Extract the whole listing as it stands. Do not include the pictures.

--- BEGIN ---

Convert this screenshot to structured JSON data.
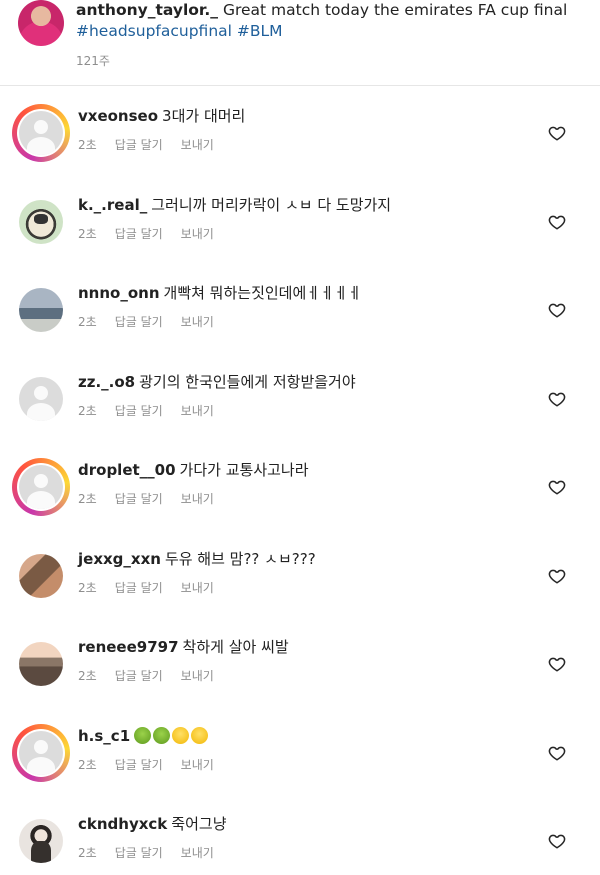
{
  "post": {
    "username": "anthony_taylor._",
    "text": "Great match today the emirates FA cup final",
    "hashtags": "#headsupfacupfinal #BLM",
    "age": "121주"
  },
  "actions": {
    "reply": "답글 달기",
    "send": "보내기"
  },
  "comments": [
    {
      "username": "vxeonseo",
      "text": "3대가 대머리",
      "age": "2초",
      "avatar": "default",
      "ring": true
    },
    {
      "username": "k._.real_",
      "text": "그러니까 머리카락이 ㅅㅂ 다 도망가지",
      "age": "2초",
      "avatar": "sheep",
      "ring": false
    },
    {
      "username": "nnno_onn",
      "text": "개빡쳐 뭐하는짓인데에ㅔㅔㅔㅔ",
      "age": "2초",
      "avatar": "sea",
      "ring": false
    },
    {
      "username": "zz._.o8",
      "text": "광기의 한국인들에게 저항받을거야",
      "age": "2초",
      "avatar": "default",
      "ring": false
    },
    {
      "username": "droplet__00",
      "text": "가다가 교통사고나라",
      "age": "2초",
      "avatar": "default",
      "ring": true
    },
    {
      "username": "jexxg_xxn",
      "text": "두유 해브 맘?? ㅅㅂ???",
      "age": "2초",
      "avatar": "room",
      "ring": false
    },
    {
      "username": "reneee9797",
      "text": "착하게 살아 씨발",
      "age": "2초",
      "avatar": "city",
      "ring": false
    },
    {
      "username": "h.s_c1",
      "text": "",
      "emojis": [
        "nauseated-face",
        "nauseated-face",
        "money-mouth-face",
        "money-mouth-face"
      ],
      "age": "2초",
      "avatar": "default",
      "ring": true
    },
    {
      "username": "ckndhyxck",
      "text": "죽어그냥",
      "age": "2초",
      "avatar": "girl",
      "ring": false
    }
  ],
  "icons": {
    "like": "heart-outline-icon"
  }
}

--- END ---

• Answer below
Convert this screenshot to structured JSON data.
{
  "post": {
    "username": "anthony_taylor._",
    "text": "Great match today the emirates FA cup final",
    "hashtags": "#headsupfacupfinal #BLM",
    "age": "121주"
  },
  "actions": {
    "reply": "답글 달기",
    "send": "보내기"
  },
  "comments": [
    {
      "username": "vxeonseo",
      "text": "3대가 대머리",
      "age": "2초",
      "avatar": "default",
      "ring": true
    },
    {
      "username": "k._.real_",
      "text": "그러니까 머리카락이 ㅅㅂ 다 도망가지",
      "age": "2초",
      "avatar": "sheep",
      "ring": false
    },
    {
      "username": "nnno_onn",
      "text": "개빡쳐 뭐하는짓인데에ㅔㅔㅔㅔ",
      "age": "2초",
      "avatar": "sea",
      "ring": false
    },
    {
      "username": "zz._.o8",
      "text": "광기의 한국인들에게 저항받을거야",
      "age": "2초",
      "avatar": "default",
      "ring": false
    },
    {
      "username": "droplet__00",
      "text": "가다가 교통사고나라",
      "age": "2초",
      "avatar": "default",
      "ring": true
    },
    {
      "username": "jexxg_xxn",
      "text": "두유 해브 맘?? ㅅㅂ???",
      "age": "2초",
      "avatar": "room",
      "ring": false
    },
    {
      "username": "reneee9797",
      "text": "착하게 살아 씨발",
      "age": "2초",
      "avatar": "city",
      "ring": false
    },
    {
      "username": "h.s_c1",
      "text": "",
      "emojis": [
        "nauseated-face",
        "nauseated-face",
        "money-mouth-face",
        "money-mouth-face"
      ],
      "age": "2초",
      "avatar": "default",
      "ring": true
    },
    {
      "username": "ckndhyxck",
      "text": "죽어그냥",
      "age": "2초",
      "avatar": "girl",
      "ring": false
    }
  ],
  "icons": {
    "like": "heart-outline-icon"
  }
}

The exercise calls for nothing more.